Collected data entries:
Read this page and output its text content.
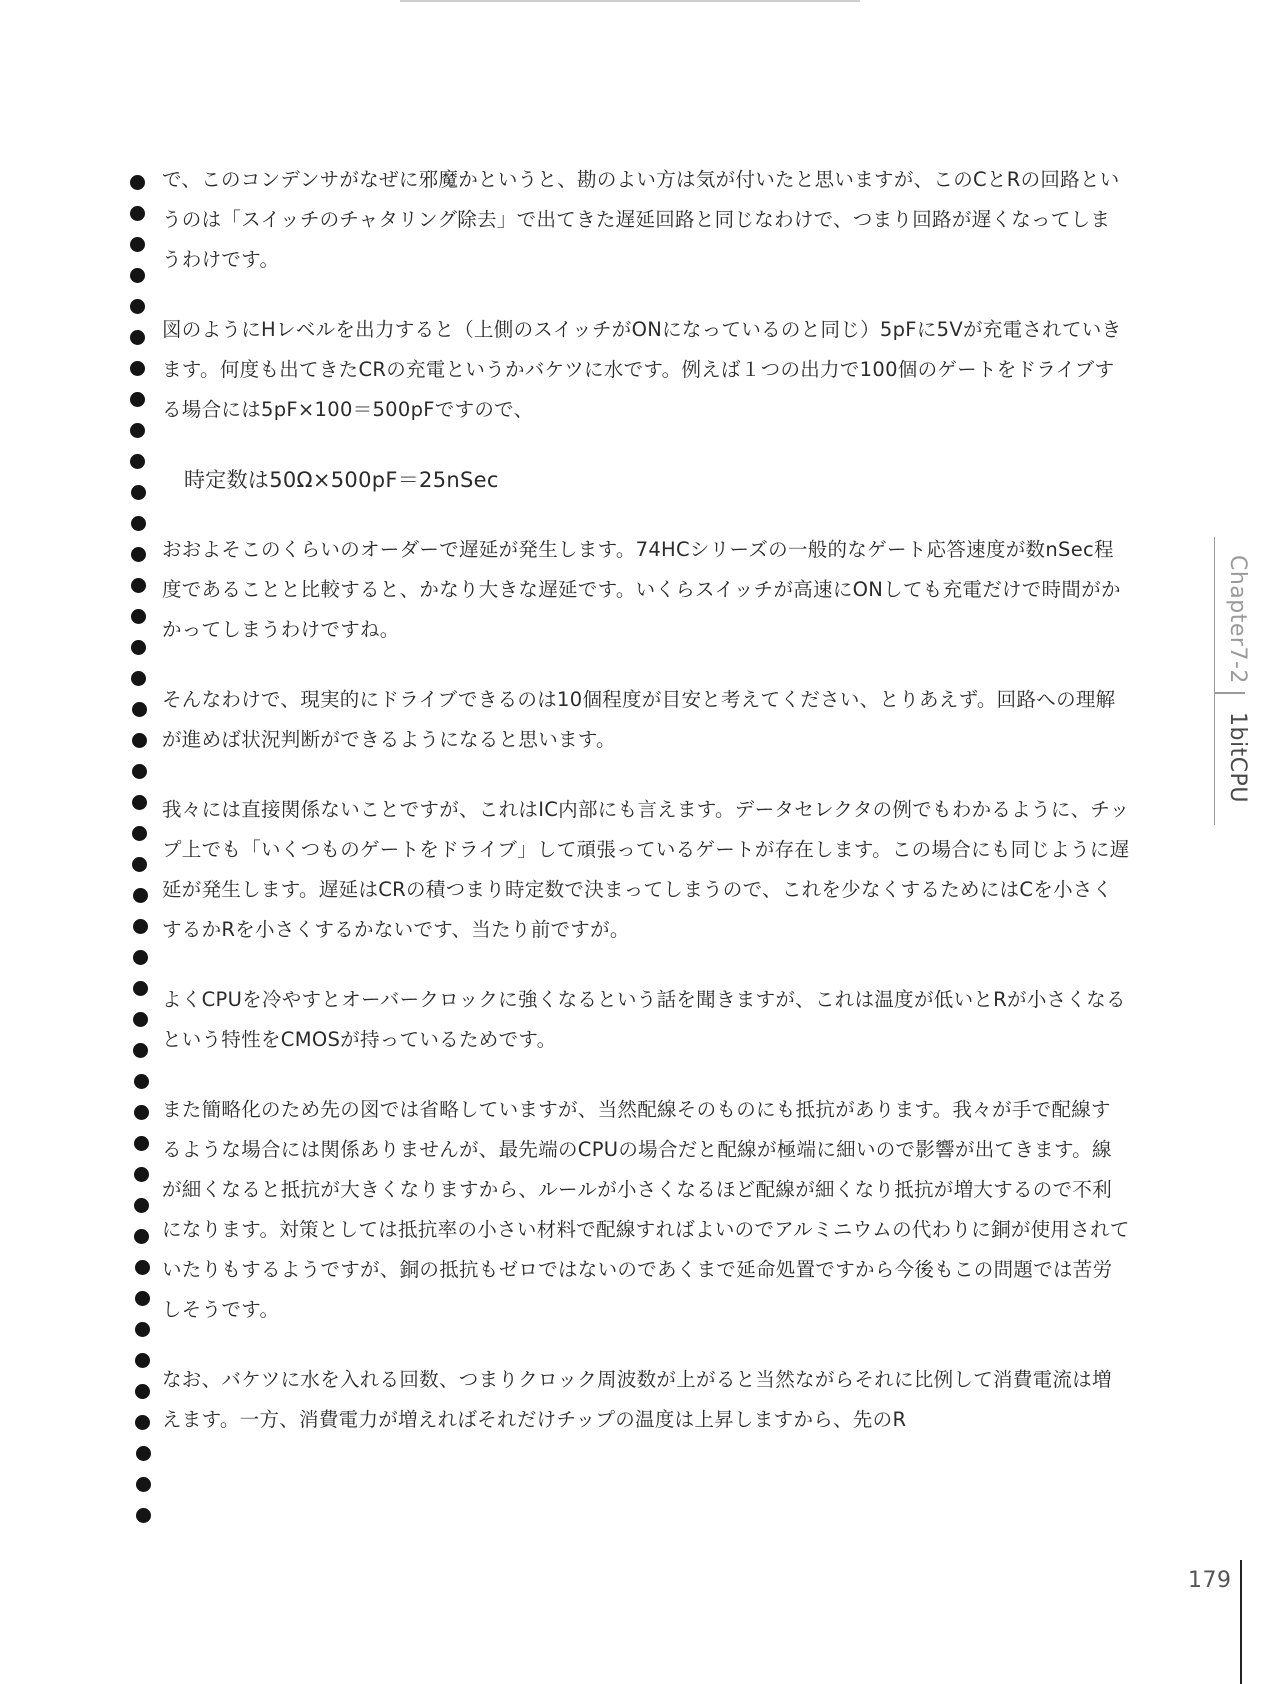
で、このコンデンサがなぜに邪魔かというと、勘のよい方は気が付いたと思いますが、このCとRの回路というのは「スイッチのチャタリング除去」で出てきた遅延回路と同じなわけで、つまり回路が遅くなってしまうわけです。

図のようにHレベルを出力すると（上側のスイッチがONになっているのと同じ）5pFに5Vが充電されていきます。何度も出てきたCRの充電というかバケツに水です。例えば１つの出力で100個のゲートをドライブする場合には5pF×100＝500pFですので、

時定数は50Ω×500pF＝25nSec

おおよそこのくらいのオーダーで遅延が発生します。74HCシリーズの一般的なゲート応答速度が数nSec程度であることと比較すると、かなり大きな遅延です。いくらスイッチが高速にONしても充電だけで時間がかかってしまうわけですね。

そんなわけで、現実的にドライブできるのは10個程度が目安と考えてください、とりあえず。回路への理解が進めば状況判断ができるようになると思います。

我々には直接関係ないことですが、これはIC内部にも言えます。データセレクタの例でもわかるように、チップ上でも「いくつものゲートをドライブ」して頑張っているゲートが存在します。この場合にも同じように遅延が発生します。遅延はCRの積つまり時定数で決まってしまうので、これを少なくするためにはCを小さくするかRを小さくするかないです、当たり前ですが。

よくCPUを冷やすとオーバークロックに強くなるという話を聞きますが、これは温度が低いとRが小さくなるという特性をCMOSが持っているためです。

また簡略化のため先の図では省略していますが、当然配線そのものにも抵抗があります。我々が手で配線するような場合には関係ありませんが、最先端のCPUの場合だと配線が極端に細いので影響が出てきます。線が細くなると抵抗が大きくなりますから、ルールが小さくなるほど配線が細くなり抵抗が増大するので不利になります。対策としては抵抗率の小さい材料で配線すればよいのでアルミニウムの代わりに銅が使用されていたりもするようですが、銅の抵抗もゼロではないのであくまで延命処置ですから今後もこの問題では苦労しそうです。

なお、バケツに水を入れる回数、つまりクロック周波数が上がると当然ながらそれに比例して消費電流は増えます。一方、消費電力が増えればそれだけチップの温度は上昇しますから、先のR

Chapter7-2
1bitCPU
179
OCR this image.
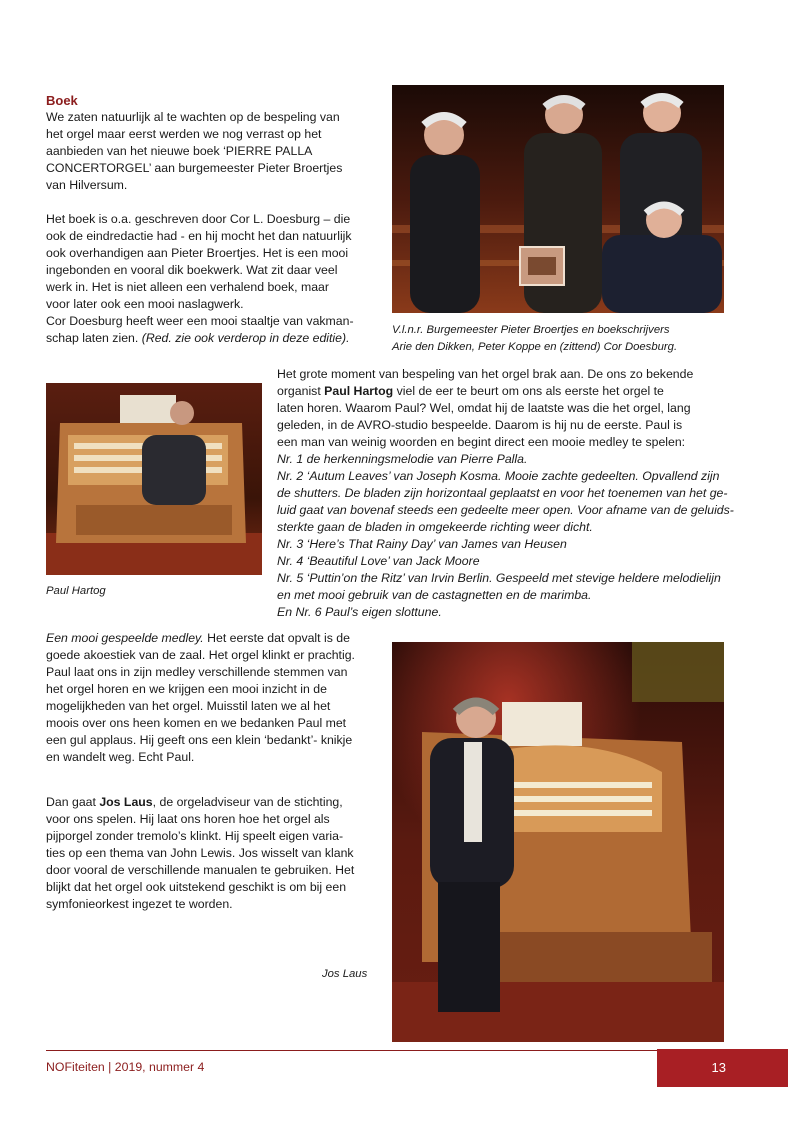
Boek

We zaten natuurlijk al te wachten op de bespeling van

het orgel maar eerst werden we nog verrast op het

aanbieden van het nieuwe boek ‘PIERRE PALLA

CONCERTORGEL’ aan burgemeester Pieter Broertjes

van Hilversum.

Het boek is o.a. geschreven door Cor L. Doesburg – die

ook de eindredactie had - en hij mocht het dan natuurlijk

ook overhandigen aan Pieter Broertjes. Het is een mooi

ingebonden en vooral dik boekwerk. Wat zit daar veel

werk in. Het is niet alleen een verhalend boek, maar

voor later ook een mooi naslagwerk.

Cor Doesburg heeft weer een mooi staaltje van vakman-

schap laten zien. (Red. zie ook verderop in deze editie).

V.l.n.r. Burgemeester Pieter Broertjes en boekschrijvers

Arie den Dikken, Peter Koppe en (zittend) Cor Doesburg.

Paul Hartog

Het grote moment van bespeling van het orgel brak aan. De ons zo bekende

organist Paul Hartog viel de eer te beurt om ons als eerste het orgel te

laten horen. Waarom Paul? Wel, omdat hij de laatste was die het orgel, lang

geleden, in de AVRO-studio bespeelde. Daarom is hij nu de eerste. Paul is

een man van weinig woorden en begint direct een mooie medley te spelen:

Nr. 1 de herkenningsmelodie van Pierre Palla.

Nr. 2 ‘Autum Leaves’ van Joseph Kosma. Mooie zachte gedeelten. Opvallend zijn

de shutters. De bladen zijn horizontaal geplaatst en voor het toenemen van het ge-

luid gaat van bovenaf steeds een gedeelte meer open. Voor afname van de geluids-

sterkte gaan de bladen in omgekeerde richting weer dicht.

Nr. 3 ‘Here’s That Rainy Day’ van James van Heusen

Nr. 4 ‘Beautiful Love’ van Jack Moore

Nr. 5 ‘Puttin’on the Ritz’ van Irvin Berlin. Gespeeld met stevige heldere melodielijn

en met mooi gebruik van de castagnetten en de marimba.

En Nr. 6 Paul’s eigen slottune.

Een mooi gespeelde medley. Het eerste dat opvalt is de

goede akoestiek van de zaal. Het orgel klinkt er prachtig.

Paul laat ons in zijn medley verschillende stemmen van

het orgel horen en we krijgen een mooi inzicht in de

mogelijkheden van het orgel. Muisstil laten we al het

moois over ons heen komen en we bedanken Paul met

een gul applaus. Hij geeft ons een klein ‘bedankt’- knikje

en wandelt weg. Echt Paul.

Dan gaat Jos Laus, de orgeladviseur van de stichting,

voor ons spelen. Hij laat ons horen hoe het orgel als

pijporgel zonder tremolo’s klinkt. Hij speelt eigen varia-

ties op een thema van John Lewis. Jos wisselt van klank

door vooral de verschillende manualen te gebruiken. Het

blijkt dat het orgel ook uitstekend geschikt is om bij een

symfonieorkest ingezet te worden.

Jos Laus
NOFiteiten | 2019, nummer 4	13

▶ **Aim of the exercise**
Each entry gets copied exactly; the pictures stay out.

▶ **Output**
Read this page and output its text content.
で、このコンデンサがなぜに邪魔かというと、勘のよい方は気が付いたと思いますが、このCとRの回路というのは「スイッチのチャタリング除去」で出てきた遅延回路と同じなわけで、つまり回路が遅くなってしまうわけです。

図のようにHレベルを出力すると（上側のスイッチがONになっているのと同じ）5pFに5Vが充電されていきます。何度も出てきたCRの充電というかバケツに水です。例えば１つの出力で100個のゲートをドライブする場合には5pF×100＝500pFですので、

時定数は50Ω×500pF＝25nSec

おおよそこのくらいのオーダーで遅延が発生します。74HCシリーズの一般的なゲート応答速度が数nSec程度であることと比較すると、かなり大きな遅延です。いくらスイッチが高速にONしても充電だけで時間がかかってしまうわけですね。

そんなわけで、現実的にドライブできるのは10個程度が目安と考えてください、とりあえず。回路への理解が進めば状況判断ができるようになると思います。

我々には直接関係ないことですが、これはIC内部にも言えます。データセレクタの例でもわかるように、チップ上でも「いくつものゲートをドライブ」して頑張っているゲートが存在します。この場合にも同じように遅延が発生します。遅延はCRの積つまり時定数で決まってしまうので、これを少なくするためにはCを小さくするかRを小さくするかないです、当たり前ですが。

よくCPUを冷やすとオーバークロックに強くなるという話を聞きますが、これは温度が低いとRが小さくなるという特性をCMOSが持っているためです。

また簡略化のため先の図では省略していますが、当然配線そのものにも抵抗があります。我々が手で配線するような場合には関係ありませんが、最先端のCPUの場合だと配線が極端に細いので影響が出てきます。線が細くなると抵抗が大きくなりますから、ルールが小さくなるほど配線が細くなり抵抗が増大するので不利になります。対策としては抵抗率の小さい材料で配線すればよいのでアルミニウムの代わりに銅が使用されていたりもするようですが、銅の抵抗もゼロではないのであくまで延命処置ですから今後もこの問題では苦労しそうです。

なお、バケツに水を入れる回数、つまりクロック周波数が上がると当然ながらそれに比例して消費電流は増えます。一方、消費電力が増えればそれだけチップの温度は上昇しますから、先のR

Chapter7-2
1bitCPU
179
OCR this image.
Boek

We zaten natuurlijk al te wachten op de bespeling van

het orgel maar eerst werden we nog verrast op het

aanbieden van het nieuwe boek ‘PIERRE PALLA

CONCERTORGEL’ aan burgemeester Pieter Broertjes

van Hilversum.

Het boek is o.a. geschreven door Cor L. Doesburg – die

ook de eindredactie had - en hij mocht het dan natuurlijk

ook overhandigen aan Pieter Broertjes. Het is een mooi

ingebonden en vooral dik boekwerk. Wat zit daar veel

werk in. Het is niet alleen een verhalend boek, maar

voor later ook een mooi naslagwerk.

Cor Doesburg heeft weer een mooi staaltje van vakman-

schap laten zien. (Red. zie ook verderop in deze editie).

V.l.n.r. Burgemeester Pieter Broertjes en boekschrijvers

Arie den Dikken, Peter Koppe en (zittend) Cor Doesburg.

Paul Hartog

Het grote moment van bespeling van het orgel brak aan. De ons zo bekende

organist Paul Hartog viel de eer te beurt om ons als eerste het orgel te

laten horen. Waarom Paul? Wel, omdat hij de laatste was die het orgel, lang

geleden, in de AVRO-studio bespeelde. Daarom is hij nu de eerste. Paul is

een man van weinig woorden en begint direct een mooie medley te spelen:

Nr. 1 de herkenningsmelodie van Pierre Palla.

Nr. 2 ‘Autum Leaves’ van Joseph Kosma. Mooie zachte gedeelten. Opvallend zijn

de shutters. De bladen zijn horizontaal geplaatst en voor het toenemen van het ge-

luid gaat van bovenaf steeds een gedeelte meer open. Voor afname van de geluids-

sterkte gaan de bladen in omgekeerde richting weer dicht.

Nr. 3 ‘Here’s That Rainy Day’ van James van Heusen

Nr. 4 ‘Beautiful Love’ van Jack Moore

Nr. 5 ‘Puttin’on the Ritz’ van Irvin Berlin. Gespeeld met stevige heldere melodielijn

en met mooi gebruik van de castagnetten en de marimba.

En Nr. 6 Paul’s eigen slottune.

Een mooi gespeelde medley. Het eerste dat opvalt is de

goede akoestiek van de zaal. Het orgel klinkt er prachtig.

Paul laat ons in zijn medley verschillende stemmen van

het orgel horen en we krijgen een mooi inzicht in de

mogelijkheden van het orgel. Muisstil laten we al het

moois over ons heen komen en we bedanken Paul met

een gul applaus. Hij geeft ons een klein ‘bedankt’- knikje

en wandelt weg. Echt Paul.

Dan gaat Jos Laus, de orgeladviseur van de stichting,

voor ons spelen. Hij laat ons horen hoe het orgel als

pijporgel zonder tremolo’s klinkt. Hij speelt eigen varia-

ties op een thema van John Lewis. Jos wisselt van klank

door vooral de verschillende manualen te gebruiken. Het

blijkt dat het orgel ook uitstekend geschikt is om bij een

symfonieorkest ingezet te worden.

Jos Laus
NOFiteiten | 2019, nummer 4	13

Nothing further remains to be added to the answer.